- WRITTEN EXERCISE -
Locate all lines in the data below that hold "охват" and show them.

-- Start of DATA TO PROCESS --

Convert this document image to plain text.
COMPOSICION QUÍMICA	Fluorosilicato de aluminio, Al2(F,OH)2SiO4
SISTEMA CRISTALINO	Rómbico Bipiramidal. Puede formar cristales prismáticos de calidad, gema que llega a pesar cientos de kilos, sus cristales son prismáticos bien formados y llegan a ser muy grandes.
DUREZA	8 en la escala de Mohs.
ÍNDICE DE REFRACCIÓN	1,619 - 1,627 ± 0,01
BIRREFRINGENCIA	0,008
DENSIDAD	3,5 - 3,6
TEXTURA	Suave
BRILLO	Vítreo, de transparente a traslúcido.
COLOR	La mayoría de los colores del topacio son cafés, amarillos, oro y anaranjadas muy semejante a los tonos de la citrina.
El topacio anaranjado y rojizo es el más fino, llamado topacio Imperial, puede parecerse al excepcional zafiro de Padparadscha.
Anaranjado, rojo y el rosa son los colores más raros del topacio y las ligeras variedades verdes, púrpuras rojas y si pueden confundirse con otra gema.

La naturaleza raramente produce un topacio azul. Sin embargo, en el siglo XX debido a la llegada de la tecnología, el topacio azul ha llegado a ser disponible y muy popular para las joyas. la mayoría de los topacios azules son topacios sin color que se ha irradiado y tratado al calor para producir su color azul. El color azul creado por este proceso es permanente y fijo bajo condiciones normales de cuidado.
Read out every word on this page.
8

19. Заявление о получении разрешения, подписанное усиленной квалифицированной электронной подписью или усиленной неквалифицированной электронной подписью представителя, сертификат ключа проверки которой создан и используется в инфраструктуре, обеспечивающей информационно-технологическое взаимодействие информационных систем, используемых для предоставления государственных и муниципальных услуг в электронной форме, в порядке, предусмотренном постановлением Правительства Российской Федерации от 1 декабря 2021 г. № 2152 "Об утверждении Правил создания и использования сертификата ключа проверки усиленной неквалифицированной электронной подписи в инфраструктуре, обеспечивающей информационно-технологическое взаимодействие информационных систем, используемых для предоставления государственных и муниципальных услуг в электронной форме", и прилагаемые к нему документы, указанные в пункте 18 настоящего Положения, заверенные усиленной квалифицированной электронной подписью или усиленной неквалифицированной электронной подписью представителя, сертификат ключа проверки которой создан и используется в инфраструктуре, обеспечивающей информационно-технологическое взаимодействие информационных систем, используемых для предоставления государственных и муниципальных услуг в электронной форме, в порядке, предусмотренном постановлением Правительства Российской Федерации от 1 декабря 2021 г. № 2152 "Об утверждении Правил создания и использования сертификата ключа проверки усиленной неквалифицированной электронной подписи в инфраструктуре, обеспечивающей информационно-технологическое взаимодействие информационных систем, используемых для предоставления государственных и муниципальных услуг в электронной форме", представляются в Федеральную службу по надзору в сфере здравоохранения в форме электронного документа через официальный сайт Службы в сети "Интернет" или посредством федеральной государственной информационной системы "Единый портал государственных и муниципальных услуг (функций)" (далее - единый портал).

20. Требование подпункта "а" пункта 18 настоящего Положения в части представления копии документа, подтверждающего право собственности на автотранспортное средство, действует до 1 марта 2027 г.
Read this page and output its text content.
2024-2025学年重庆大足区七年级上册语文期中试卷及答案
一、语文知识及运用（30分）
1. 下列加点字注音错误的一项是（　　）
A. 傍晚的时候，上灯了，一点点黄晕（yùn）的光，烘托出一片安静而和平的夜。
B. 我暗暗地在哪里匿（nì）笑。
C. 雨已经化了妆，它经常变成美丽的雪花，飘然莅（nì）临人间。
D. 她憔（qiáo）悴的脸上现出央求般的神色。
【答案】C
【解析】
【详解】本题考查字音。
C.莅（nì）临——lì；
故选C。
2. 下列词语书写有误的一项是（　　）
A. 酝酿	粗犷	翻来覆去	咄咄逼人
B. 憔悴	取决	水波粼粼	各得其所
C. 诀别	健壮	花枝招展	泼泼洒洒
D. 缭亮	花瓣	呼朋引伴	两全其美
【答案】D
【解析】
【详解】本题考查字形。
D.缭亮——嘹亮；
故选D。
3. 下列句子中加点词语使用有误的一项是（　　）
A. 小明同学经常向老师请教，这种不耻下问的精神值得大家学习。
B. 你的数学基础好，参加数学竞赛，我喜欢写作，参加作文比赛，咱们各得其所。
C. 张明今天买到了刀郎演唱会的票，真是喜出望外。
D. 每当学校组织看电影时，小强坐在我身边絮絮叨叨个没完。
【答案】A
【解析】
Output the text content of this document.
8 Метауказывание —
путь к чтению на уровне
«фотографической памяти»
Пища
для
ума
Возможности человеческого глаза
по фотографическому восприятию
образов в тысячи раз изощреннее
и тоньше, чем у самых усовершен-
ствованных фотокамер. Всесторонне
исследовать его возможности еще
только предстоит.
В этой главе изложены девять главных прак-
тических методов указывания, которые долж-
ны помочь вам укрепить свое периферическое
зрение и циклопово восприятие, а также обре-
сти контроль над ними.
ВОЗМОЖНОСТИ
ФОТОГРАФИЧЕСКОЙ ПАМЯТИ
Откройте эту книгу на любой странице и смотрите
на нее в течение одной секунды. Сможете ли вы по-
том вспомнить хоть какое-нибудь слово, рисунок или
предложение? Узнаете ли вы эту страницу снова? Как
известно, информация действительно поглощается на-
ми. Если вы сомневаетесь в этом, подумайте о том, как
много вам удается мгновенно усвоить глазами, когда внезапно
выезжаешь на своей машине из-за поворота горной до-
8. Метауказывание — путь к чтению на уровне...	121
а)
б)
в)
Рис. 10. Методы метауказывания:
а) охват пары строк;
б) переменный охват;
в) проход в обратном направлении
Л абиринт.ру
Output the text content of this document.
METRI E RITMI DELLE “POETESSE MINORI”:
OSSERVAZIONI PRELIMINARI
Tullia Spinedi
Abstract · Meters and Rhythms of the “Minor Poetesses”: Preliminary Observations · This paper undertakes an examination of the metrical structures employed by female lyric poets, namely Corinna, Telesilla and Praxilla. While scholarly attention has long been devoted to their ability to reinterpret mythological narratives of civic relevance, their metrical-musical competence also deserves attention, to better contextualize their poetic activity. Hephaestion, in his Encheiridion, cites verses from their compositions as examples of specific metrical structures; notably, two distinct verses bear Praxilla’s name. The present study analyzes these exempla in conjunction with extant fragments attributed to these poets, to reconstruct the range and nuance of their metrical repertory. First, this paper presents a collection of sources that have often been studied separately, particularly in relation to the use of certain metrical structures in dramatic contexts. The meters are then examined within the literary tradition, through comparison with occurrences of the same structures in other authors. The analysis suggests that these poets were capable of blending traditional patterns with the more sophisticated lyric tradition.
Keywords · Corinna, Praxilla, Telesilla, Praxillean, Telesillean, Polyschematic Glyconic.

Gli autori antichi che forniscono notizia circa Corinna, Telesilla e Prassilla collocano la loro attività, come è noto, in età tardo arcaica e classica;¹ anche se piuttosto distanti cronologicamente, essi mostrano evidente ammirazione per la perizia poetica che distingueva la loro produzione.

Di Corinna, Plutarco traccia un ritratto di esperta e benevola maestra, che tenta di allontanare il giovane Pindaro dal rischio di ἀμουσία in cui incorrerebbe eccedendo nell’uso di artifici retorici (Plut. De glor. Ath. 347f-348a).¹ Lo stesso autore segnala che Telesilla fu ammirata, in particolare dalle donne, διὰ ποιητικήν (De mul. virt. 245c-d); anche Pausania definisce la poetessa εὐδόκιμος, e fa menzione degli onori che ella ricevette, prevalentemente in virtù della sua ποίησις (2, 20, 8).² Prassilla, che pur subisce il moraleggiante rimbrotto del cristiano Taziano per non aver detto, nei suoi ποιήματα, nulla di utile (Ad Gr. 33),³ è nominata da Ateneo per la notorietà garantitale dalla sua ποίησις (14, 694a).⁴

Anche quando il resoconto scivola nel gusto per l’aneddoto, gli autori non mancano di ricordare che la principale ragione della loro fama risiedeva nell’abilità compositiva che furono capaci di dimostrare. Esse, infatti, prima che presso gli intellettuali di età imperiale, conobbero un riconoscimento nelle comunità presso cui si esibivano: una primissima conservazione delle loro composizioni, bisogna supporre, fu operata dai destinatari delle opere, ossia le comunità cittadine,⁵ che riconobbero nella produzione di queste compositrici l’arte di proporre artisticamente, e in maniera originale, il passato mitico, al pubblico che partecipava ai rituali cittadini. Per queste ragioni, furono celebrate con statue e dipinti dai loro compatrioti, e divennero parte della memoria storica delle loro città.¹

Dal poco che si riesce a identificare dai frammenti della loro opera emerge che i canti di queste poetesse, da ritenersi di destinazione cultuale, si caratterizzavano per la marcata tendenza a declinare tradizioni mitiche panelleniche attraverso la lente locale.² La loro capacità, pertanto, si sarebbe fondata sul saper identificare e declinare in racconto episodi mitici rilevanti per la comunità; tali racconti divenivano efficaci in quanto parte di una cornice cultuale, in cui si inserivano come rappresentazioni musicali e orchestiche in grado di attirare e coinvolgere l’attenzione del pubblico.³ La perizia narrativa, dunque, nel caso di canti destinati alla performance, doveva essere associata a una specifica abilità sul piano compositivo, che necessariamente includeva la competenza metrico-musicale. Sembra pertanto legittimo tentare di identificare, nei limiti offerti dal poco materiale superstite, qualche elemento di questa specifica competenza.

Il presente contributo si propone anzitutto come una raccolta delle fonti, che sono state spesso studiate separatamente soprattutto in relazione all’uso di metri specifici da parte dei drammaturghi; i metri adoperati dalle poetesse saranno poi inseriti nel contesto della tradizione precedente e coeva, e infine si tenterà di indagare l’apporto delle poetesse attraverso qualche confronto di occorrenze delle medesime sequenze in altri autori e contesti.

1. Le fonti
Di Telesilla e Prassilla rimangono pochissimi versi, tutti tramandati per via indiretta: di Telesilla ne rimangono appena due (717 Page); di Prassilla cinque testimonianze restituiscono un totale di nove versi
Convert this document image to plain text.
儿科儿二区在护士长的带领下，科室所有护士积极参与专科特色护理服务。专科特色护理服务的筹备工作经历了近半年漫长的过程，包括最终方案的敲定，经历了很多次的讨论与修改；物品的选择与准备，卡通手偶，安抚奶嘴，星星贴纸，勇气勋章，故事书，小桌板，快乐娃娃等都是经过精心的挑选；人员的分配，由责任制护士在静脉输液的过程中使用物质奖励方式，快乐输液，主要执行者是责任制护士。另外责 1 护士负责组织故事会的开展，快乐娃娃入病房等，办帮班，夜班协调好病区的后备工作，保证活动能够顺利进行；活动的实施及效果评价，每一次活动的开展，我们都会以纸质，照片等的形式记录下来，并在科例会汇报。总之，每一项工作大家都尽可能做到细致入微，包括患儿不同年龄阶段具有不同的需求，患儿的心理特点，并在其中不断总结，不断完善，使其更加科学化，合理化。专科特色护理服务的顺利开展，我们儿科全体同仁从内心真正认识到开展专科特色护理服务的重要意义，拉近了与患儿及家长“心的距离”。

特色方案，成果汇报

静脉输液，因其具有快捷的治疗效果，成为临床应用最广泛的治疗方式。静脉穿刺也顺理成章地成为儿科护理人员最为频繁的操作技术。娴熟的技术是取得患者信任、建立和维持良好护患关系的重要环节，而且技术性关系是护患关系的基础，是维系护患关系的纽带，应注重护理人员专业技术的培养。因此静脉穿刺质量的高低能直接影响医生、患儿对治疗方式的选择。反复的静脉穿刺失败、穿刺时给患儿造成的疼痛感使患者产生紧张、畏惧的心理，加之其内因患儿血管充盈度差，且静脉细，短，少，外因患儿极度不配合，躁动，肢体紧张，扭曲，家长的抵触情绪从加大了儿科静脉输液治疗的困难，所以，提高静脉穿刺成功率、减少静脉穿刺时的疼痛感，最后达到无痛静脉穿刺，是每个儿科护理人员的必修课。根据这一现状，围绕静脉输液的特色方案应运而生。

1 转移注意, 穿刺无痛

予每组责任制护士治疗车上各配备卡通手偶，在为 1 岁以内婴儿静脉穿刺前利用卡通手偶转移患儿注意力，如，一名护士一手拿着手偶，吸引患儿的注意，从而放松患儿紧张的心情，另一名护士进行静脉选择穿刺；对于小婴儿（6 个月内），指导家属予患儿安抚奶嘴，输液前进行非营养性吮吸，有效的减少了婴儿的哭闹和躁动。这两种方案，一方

-- End of DATA TO PROCESS --

- SOLUTION FOR THIS TASK -
а) охват пары строк;
б) переменный охват;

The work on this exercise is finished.